Aim of the exercise: Leave the images out. Give every line below again, precisely.

Extracted entries:
_ _ _ _ _
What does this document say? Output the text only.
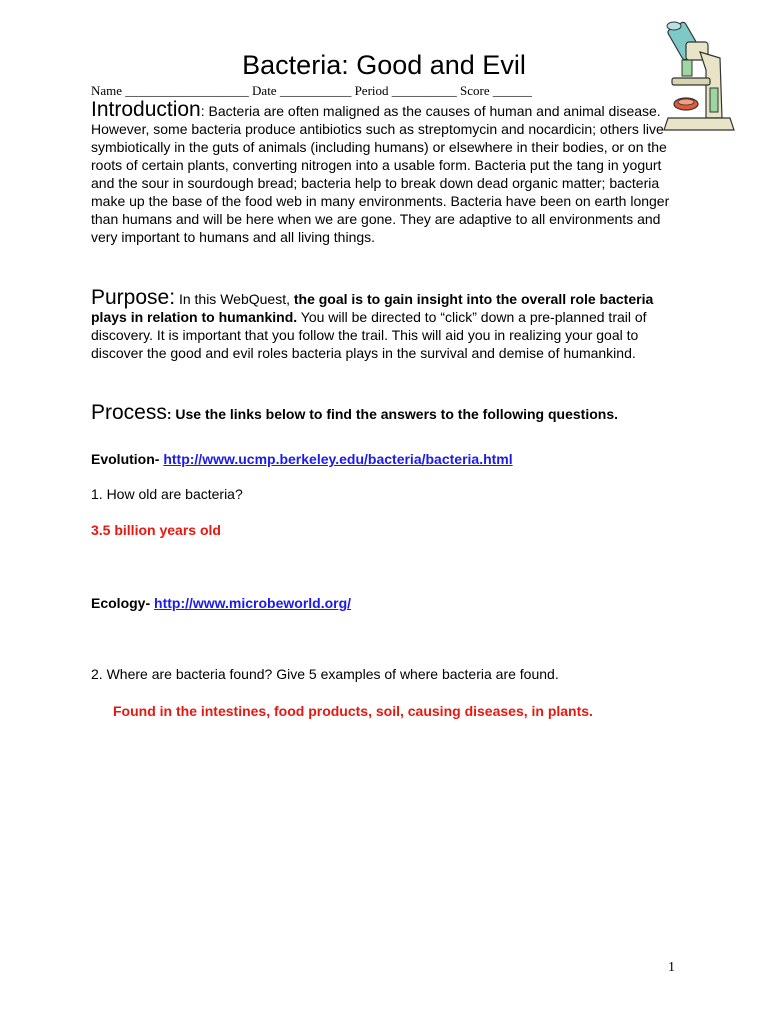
Bacteria: Good and Evil
Name ___________________ Date ___________ Period __________ Score ______
Introduction: Bacteria are often maligned as the causes of human and animal disease. However, some bacteria produce antibiotics such as streptomycin and nocardicin; others live symbiotically in the guts of animals (including humans) or elsewhere in their bodies, or on the roots of certain plants, converting nitrogen into a usable form. Bacteria put the tang in yogurt and the sour in sourdough bread; bacteria help to break down dead organic matter; bacteria make up the base of the food web in many environments. Bacteria have been on earth longer than humans and will be here when we are gone. They are adaptive to all environments and very important to humans and all living things.
Purpose: In this WebQuest, the goal is to gain insight into the overall role bacteria plays in relation to humankind. You will be directed to “click” down a pre-planned trail of discovery. It is important that you follow the trail. This will aid you in realizing your goal to discover the good and evil roles bacteria plays in the survival and demise of humankind.
Process: Use the links below to find the answers to the following questions.
Evolution- http://www.ucmp.berkeley.edu/bacteria/bacteria.html
1. How old are bacteria?
3.5 billion years old
Ecology- http://www.microbeworld.org/
2. Where are bacteria found? Give 5 examples of where bacteria are found.
Found in the intestines, food products, soil, causing diseases, in plants.
1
_ _ _ _ _
Answer for this exercise:
What does this document say? Output the text only.
Bacteria: Good and Evil
Name ___________________ Date ___________ Period __________ Score ______
Introduction: Bacteria are often maligned as the causes of human and animal disease. However, some bacteria produce antibiotics such as streptomycin and nocardicin; others live symbiotically in the guts of animals (including humans) or elsewhere in their bodies, or on the roots of certain plants, converting nitrogen into a usable form. Bacteria put the tang in yogurt and the sour in sourdough bread; bacteria help to break down dead organic matter; bacteria make up the base of the food web in many environments. Bacteria have been on earth longer than humans and will be here when we are gone. They are adaptive to all environments and very important to humans and all living things.
Purpose: In this WebQuest, the goal is to gain insight into the overall role bacteria plays in relation to humankind. You will be directed to “click” down a pre-planned trail of discovery. It is important that you follow the trail. This will aid you in realizing your goal to discover the good and evil roles bacteria plays in the survival and demise of humankind.
Process: Use the links below to find the answers to the following questions.
Evolution- http://www.ucmp.berkeley.edu/bacteria/bacteria.html
1. How old are bacteria?
3.5 billion years old
Ecology- http://www.microbeworld.org/
2. Where are bacteria found? Give 5 examples of where bacteria are found.
Found in the intestines, food products, soil, causing diseases, in plants.
1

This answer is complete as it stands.